>> start RECORDS FOR THIS TASK
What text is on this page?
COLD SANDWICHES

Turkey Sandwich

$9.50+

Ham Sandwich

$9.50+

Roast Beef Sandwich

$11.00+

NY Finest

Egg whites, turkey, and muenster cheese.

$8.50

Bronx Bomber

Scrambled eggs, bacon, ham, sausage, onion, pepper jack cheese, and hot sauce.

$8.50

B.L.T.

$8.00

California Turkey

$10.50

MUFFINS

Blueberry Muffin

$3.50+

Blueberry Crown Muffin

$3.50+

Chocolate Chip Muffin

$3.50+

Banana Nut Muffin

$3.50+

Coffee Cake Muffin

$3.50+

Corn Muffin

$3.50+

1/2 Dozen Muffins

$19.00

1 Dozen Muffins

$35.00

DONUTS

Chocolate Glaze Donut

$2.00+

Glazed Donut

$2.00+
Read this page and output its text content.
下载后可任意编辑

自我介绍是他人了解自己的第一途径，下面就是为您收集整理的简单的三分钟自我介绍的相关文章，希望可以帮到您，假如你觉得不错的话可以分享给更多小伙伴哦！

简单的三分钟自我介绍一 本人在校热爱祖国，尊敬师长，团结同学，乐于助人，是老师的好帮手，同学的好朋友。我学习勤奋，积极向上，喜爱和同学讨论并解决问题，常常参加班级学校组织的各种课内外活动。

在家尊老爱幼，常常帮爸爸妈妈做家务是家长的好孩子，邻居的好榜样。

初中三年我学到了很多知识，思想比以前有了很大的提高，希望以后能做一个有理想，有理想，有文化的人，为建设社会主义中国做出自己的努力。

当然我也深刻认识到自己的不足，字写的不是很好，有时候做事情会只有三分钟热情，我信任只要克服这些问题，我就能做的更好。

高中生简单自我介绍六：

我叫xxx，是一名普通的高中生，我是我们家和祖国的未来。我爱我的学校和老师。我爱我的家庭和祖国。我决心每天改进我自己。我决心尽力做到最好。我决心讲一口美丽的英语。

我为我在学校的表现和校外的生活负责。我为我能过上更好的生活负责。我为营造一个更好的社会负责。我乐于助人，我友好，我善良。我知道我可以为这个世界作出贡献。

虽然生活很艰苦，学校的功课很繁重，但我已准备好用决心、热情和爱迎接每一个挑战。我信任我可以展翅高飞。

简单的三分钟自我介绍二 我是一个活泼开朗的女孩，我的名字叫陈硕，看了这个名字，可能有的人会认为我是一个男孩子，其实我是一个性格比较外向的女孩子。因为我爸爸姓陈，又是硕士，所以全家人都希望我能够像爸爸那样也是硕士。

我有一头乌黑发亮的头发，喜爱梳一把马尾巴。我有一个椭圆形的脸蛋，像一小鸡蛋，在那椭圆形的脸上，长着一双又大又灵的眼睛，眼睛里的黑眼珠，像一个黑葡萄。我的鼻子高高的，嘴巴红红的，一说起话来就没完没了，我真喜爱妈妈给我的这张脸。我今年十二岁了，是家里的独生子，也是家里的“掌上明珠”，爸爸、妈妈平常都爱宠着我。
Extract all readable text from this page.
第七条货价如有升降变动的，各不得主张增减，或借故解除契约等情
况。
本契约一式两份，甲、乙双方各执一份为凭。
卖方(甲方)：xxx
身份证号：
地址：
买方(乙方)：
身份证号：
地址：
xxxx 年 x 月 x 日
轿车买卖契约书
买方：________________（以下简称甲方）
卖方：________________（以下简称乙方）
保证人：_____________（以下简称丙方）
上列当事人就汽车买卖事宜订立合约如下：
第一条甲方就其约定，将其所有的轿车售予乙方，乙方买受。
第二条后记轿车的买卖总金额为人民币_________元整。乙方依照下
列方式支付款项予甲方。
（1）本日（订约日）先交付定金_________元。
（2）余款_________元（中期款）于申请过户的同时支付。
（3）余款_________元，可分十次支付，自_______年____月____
>> end RECORDS FOR THIS TASK
■ BRIEF
The records above must be repeated exactly, every one of them.

■ WRITTEN ANSWER
What text is on this page?
COLD SANDWICHES

Turkey Sandwich

$9.50+

Ham Sandwich

$9.50+

Roast Beef Sandwich

$11.00+

NY Finest

Egg whites, turkey, and muenster cheese.

$8.50

Bronx Bomber

Scrambled eggs, bacon, ham, sausage, onion, pepper jack cheese, and hot sauce.

$8.50

B.L.T.

$8.00

California Turkey

$10.50

MUFFINS

Blueberry Muffin

$3.50+

Blueberry Crown Muffin

$3.50+

Chocolate Chip Muffin

$3.50+

Banana Nut Muffin

$3.50+

Coffee Cake Muffin

$3.50+

Corn Muffin

$3.50+

1/2 Dozen Muffins

$19.00

1 Dozen Muffins

$35.00

DONUTS

Chocolate Glaze Donut

$2.00+

Glazed Donut

$2.00+
Read this page and output its text content.
下载后可任意编辑

自我介绍是他人了解自己的第一途径，下面就是为您收集整理的简单的三分钟自我介绍的相关文章，希望可以帮到您，假如你觉得不错的话可以分享给更多小伙伴哦！

简单的三分钟自我介绍一 本人在校热爱祖国，尊敬师长，团结同学，乐于助人，是老师的好帮手，同学的好朋友。我学习勤奋，积极向上，喜爱和同学讨论并解决问题，常常参加班级学校组织的各种课内外活动。

在家尊老爱幼，常常帮爸爸妈妈做家务是家长的好孩子，邻居的好榜样。

初中三年我学到了很多知识，思想比以前有了很大的提高，希望以后能做一个有理想，有理想，有文化的人，为建设社会主义中国做出自己的努力。

当然我也深刻认识到自己的不足，字写的不是很好，有时候做事情会只有三分钟热情，我信任只要克服这些问题，我就能做的更好。

高中生简单自我介绍六：

我叫xxx，是一名普通的高中生，我是我们家和祖国的未来。我爱我的学校和老师。我爱我的家庭和祖国。我决心每天改进我自己。我决心尽力做到最好。我决心讲一口美丽的英语。

我为我在学校的表现和校外的生活负责。我为我能过上更好的生活负责。我为营造一个更好的社会负责。我乐于助人，我友好，我善良。我知道我可以为这个世界作出贡献。

虽然生活很艰苦，学校的功课很繁重，但我已准备好用决心、热情和爱迎接每一个挑战。我信任我可以展翅高飞。

简单的三分钟自我介绍二 我是一个活泼开朗的女孩，我的名字叫陈硕，看了这个名字，可能有的人会认为我是一个男孩子，其实我是一个性格比较外向的女孩子。因为我爸爸姓陈，又是硕士，所以全家人都希望我能够像爸爸那样也是硕士。

我有一头乌黑发亮的头发，喜爱梳一把马尾巴。我有一个椭圆形的脸蛋，像一小鸡蛋，在那椭圆形的脸上，长着一双又大又灵的眼睛，眼睛里的黑眼珠，像一个黑葡萄。我的鼻子高高的，嘴巴红红的，一说起话来就没完没了，我真喜爱妈妈给我的这张脸。我今年十二岁了，是家里的独生子，也是家里的“掌上明珠”，爸爸、妈妈平常都爱宠着我。
Extract all readable text from this page.
第七条货价如有升降变动的，各不得主张增减，或借故解除契约等情
况。
本契约一式两份，甲、乙双方各执一份为凭。
卖方(甲方)：xxx
身份证号：
地址：
买方(乙方)：
身份证号：
地址：
xxxx 年 x 月 x 日
轿车买卖契约书
买方：________________（以下简称甲方）
卖方：________________（以下简称乙方）
保证人：_____________（以下简称丙方）
上列当事人就汽车买卖事宜订立合约如下：
第一条甲方就其约定，将其所有的轿车售予乙方，乙方买受。
第二条后记轿车的买卖总金额为人民币_________元整。乙方依照下
列方式支付款项予甲方。
（1）本日（订约日）先交付定金_________元。
（2）余款_________元（中期款）于申请过户的同时支付。
（3）余款_________元，可分十次支付，自_______年____月____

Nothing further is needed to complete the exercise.